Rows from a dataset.

[start]

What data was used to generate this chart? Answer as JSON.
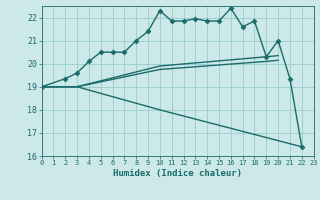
{
  "xlabel": "Humidex (Indice chaleur)",
  "xlim": [
    0,
    23
  ],
  "ylim": [
    16,
    22.5
  ],
  "yticks": [
    16,
    17,
    18,
    19,
    20,
    21,
    22
  ],
  "xticks": [
    0,
    1,
    2,
    3,
    4,
    5,
    6,
    7,
    8,
    9,
    10,
    11,
    12,
    13,
    14,
    15,
    16,
    17,
    18,
    19,
    20,
    21,
    22,
    23
  ],
  "bg_color": "#cce8e8",
  "grid_color": "#99cccc",
  "line_color": "#1a6b6b",
  "lines": [
    {
      "x": [
        0,
        2,
        3,
        4,
        5,
        6,
        7,
        8,
        9,
        10,
        11,
        12,
        13,
        14,
        15,
        16,
        17,
        18,
        19,
        20,
        21,
        22
      ],
      "y": [
        19.0,
        19.35,
        19.6,
        20.1,
        20.5,
        20.5,
        20.5,
        21.0,
        21.4,
        22.3,
        21.85,
        21.85,
        21.95,
        21.85,
        21.85,
        22.4,
        21.6,
        21.85,
        20.3,
        21.0,
        19.35,
        16.4
      ],
      "marker": "D",
      "markersize": 2.5,
      "linewidth": 1.0
    },
    {
      "x": [
        0,
        3,
        10,
        19,
        20
      ],
      "y": [
        19.0,
        19.0,
        19.9,
        20.3,
        20.35
      ],
      "marker": null,
      "markersize": 0,
      "linewidth": 1.0
    },
    {
      "x": [
        0,
        3,
        10,
        19,
        20
      ],
      "y": [
        19.0,
        19.0,
        19.75,
        20.1,
        20.15
      ],
      "marker": null,
      "markersize": 0,
      "linewidth": 1.0
    },
    {
      "x": [
        0,
        3,
        10,
        19,
        22
      ],
      "y": [
        19.0,
        19.0,
        18.0,
        16.8,
        16.4
      ],
      "marker": null,
      "markersize": 0,
      "linewidth": 1.0
    }
  ]
}
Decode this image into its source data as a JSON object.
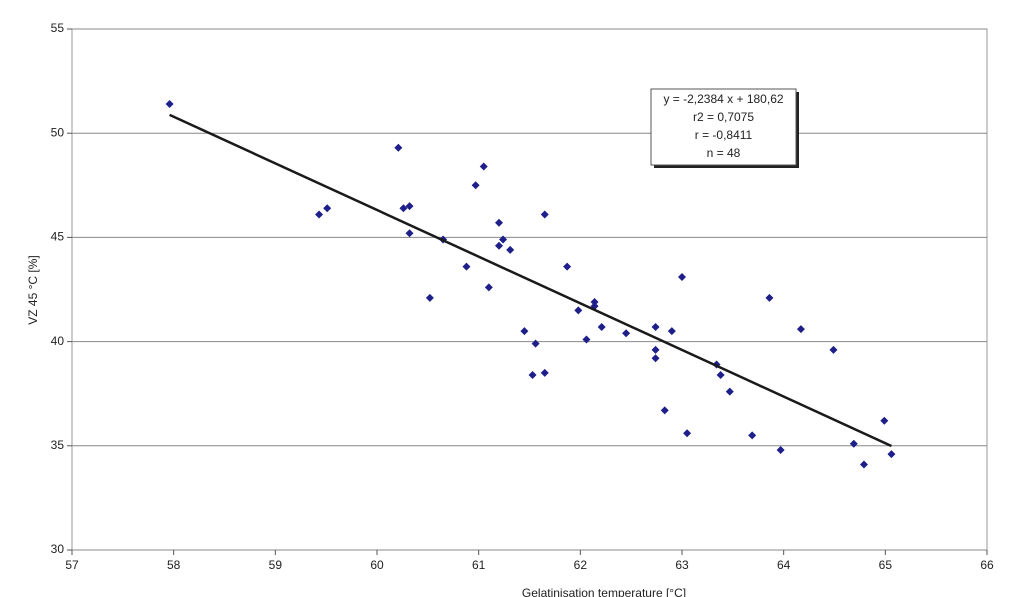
{
  "chart_data": {
    "type": "scatter",
    "x_label": "Gelatinisation temperature [°C]",
    "y_label": "VZ 45 °C [%]",
    "xlim": [
      57,
      66
    ],
    "xticks": [
      57,
      58,
      59,
      60,
      61,
      62,
      63,
      64,
      65,
      66
    ],
    "ylim": [
      30,
      55
    ],
    "yticks": [
      30,
      35,
      40,
      45,
      50,
      55
    ],
    "grid": true,
    "color": "#1f1f8a",
    "series": [
      {
        "x": [
          57.96,
          59.43,
          59.51,
          60.21,
          60.26,
          60.32,
          60.32,
          60.65,
          60.52,
          60.88,
          60.97,
          61.05,
          61.1,
          61.2,
          61.2,
          61.24,
          61.31,
          61.65,
          61.45,
          61.56,
          61.53,
          61.65,
          61.87,
          61.98,
          62.06,
          62.14,
          62.14,
          62.21,
          62.45,
          62.74,
          62.74,
          62.74,
          62.9,
          63.0,
          62.83,
          63.05,
          63.34,
          63.38,
          63.47,
          63.69,
          63.86,
          63.97,
          64.17,
          64.49,
          64.69,
          64.79,
          64.99,
          65.06
        ],
        "values": [
          51.4,
          46.1,
          46.4,
          49.3,
          46.4,
          46.5,
          45.2,
          44.9,
          42.1,
          43.6,
          47.5,
          48.4,
          42.6,
          45.7,
          44.6,
          44.9,
          44.4,
          46.1,
          40.5,
          39.9,
          38.4,
          38.5,
          43.6,
          41.5,
          40.1,
          41.9,
          41.7,
          40.7,
          40.4,
          40.7,
          39.6,
          39.2,
          40.5,
          43.1,
          36.7,
          35.6,
          38.9,
          38.4,
          37.6,
          35.5,
          42.1,
          34.8,
          40.6,
          39.6,
          35.1,
          34.1,
          36.2,
          34.6
        ]
      }
    ],
    "trendline": {
      "x": [
        57.96,
        65.06
      ],
      "values": [
        50.88,
        34.99
      ],
      "color": "#1a1a1a"
    },
    "annotation": [
      "y = -2,2384 x + 180,62",
      "r2 = 0,7075",
      "r = -0,8411",
      "n = 48"
    ]
  }
}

[end]

TASK BRIEF. Copy all the records above exactly, but leave out the pictures.

EXERCISE ANSWER.
What data was used to generate this chart? Answer as JSON.
{
  "xlabel": "Humidex (Indice chaleur)",
  "xlim": [
    0,
    23
  ],
  "ylim": [
    16,
    22.5
  ],
  "yticks": [
    16,
    17,
    18,
    19,
    20,
    21,
    22
  ],
  "xticks": [
    0,
    1,
    2,
    3,
    4,
    5,
    6,
    7,
    8,
    9,
    10,
    11,
    12,
    13,
    14,
    15,
    16,
    17,
    18,
    19,
    20,
    21,
    22,
    23
  ],
  "bg_color": "#cce8e8",
  "grid_color": "#99cccc",
  "line_color": "#1a6b6b",
  "lines": [
    {
      "x": [
        0,
        2,
        3,
        4,
        5,
        6,
        7,
        8,
        9,
        10,
        11,
        12,
        13,
        14,
        15,
        16,
        17,
        18,
        19,
        20,
        21,
        22
      ],
      "y": [
        19.0,
        19.35,
        19.6,
        20.1,
        20.5,
        20.5,
        20.5,
        21.0,
        21.4,
        22.3,
        21.85,
        21.85,
        21.95,
        21.85,
        21.85,
        22.4,
        21.6,
        21.85,
        20.3,
        21.0,
        19.35,
        16.4
      ],
      "marker": "D",
      "markersize": 2.5,
      "linewidth": 1.0
    },
    {
      "x": [
        0,
        3,
        10,
        19,
        20
      ],
      "y": [
        19.0,
        19.0,
        19.9,
        20.3,
        20.35
      ],
      "marker": null,
      "markersize": 0,
      "linewidth": 1.0
    },
    {
      "x": [
        0,
        3,
        10,
        19,
        20
      ],
      "y": [
        19.0,
        19.0,
        19.75,
        20.1,
        20.15
      ],
      "marker": null,
      "markersize": 0,
      "linewidth": 1.0
    },
    {
      "x": [
        0,
        3,
        10,
        19,
        22
      ],
      "y": [
        19.0,
        19.0,
        18.0,
        16.8,
        16.4
      ],
      "marker": null,
      "markersize": 0,
      "linewidth": 1.0
    }
  ]
}
Decode this image into its source data as a JSON object.
{
  "chart_data": {
    "type": "scatter",
    "x_label": "Gelatinisation temperature [°C]",
    "y_label": "VZ 45 °C [%]",
    "xlim": [
      57,
      66
    ],
    "xticks": [
      57,
      58,
      59,
      60,
      61,
      62,
      63,
      64,
      65,
      66
    ],
    "ylim": [
      30,
      55
    ],
    "yticks": [
      30,
      35,
      40,
      45,
      50,
      55
    ],
    "grid": true,
    "color": "#1f1f8a",
    "series": [
      {
        "x": [
          57.96,
          59.43,
          59.51,
          60.21,
          60.26,
          60.32,
          60.32,
          60.65,
          60.52,
          60.88,
          60.97,
          61.05,
          61.1,
          61.2,
          61.2,
          61.24,
          61.31,
          61.65,
          61.45,
          61.56,
          61.53,
          61.65,
          61.87,
          61.98,
          62.06,
          62.14,
          62.14,
          62.21,
          62.45,
          62.74,
          62.74,
          62.74,
          62.9,
          63.0,
          62.83,
          63.05,
          63.34,
          63.38,
          63.47,
          63.69,
          63.86,
          63.97,
          64.17,
          64.49,
          64.69,
          64.79,
          64.99,
          65.06
        ],
        "values": [
          51.4,
          46.1,
          46.4,
          49.3,
          46.4,
          46.5,
          45.2,
          44.9,
          42.1,
          43.6,
          47.5,
          48.4,
          42.6,
          45.7,
          44.6,
          44.9,
          44.4,
          46.1,
          40.5,
          39.9,
          38.4,
          38.5,
          43.6,
          41.5,
          40.1,
          41.9,
          41.7,
          40.7,
          40.4,
          40.7,
          39.6,
          39.2,
          40.5,
          43.1,
          36.7,
          35.6,
          38.9,
          38.4,
          37.6,
          35.5,
          42.1,
          34.8,
          40.6,
          39.6,
          35.1,
          34.1,
          36.2,
          34.6
        ]
      }
    ],
    "trendline": {
      "x": [
        57.96,
        65.06
      ],
      "values": [
        50.88,
        34.99
      ],
      "color": "#1a1a1a"
    },
    "annotation": [
      "y = -2,2384 x + 180,62",
      "r2 = 0,7075",
      "r = -0,8411",
      "n = 48"
    ]
  }
}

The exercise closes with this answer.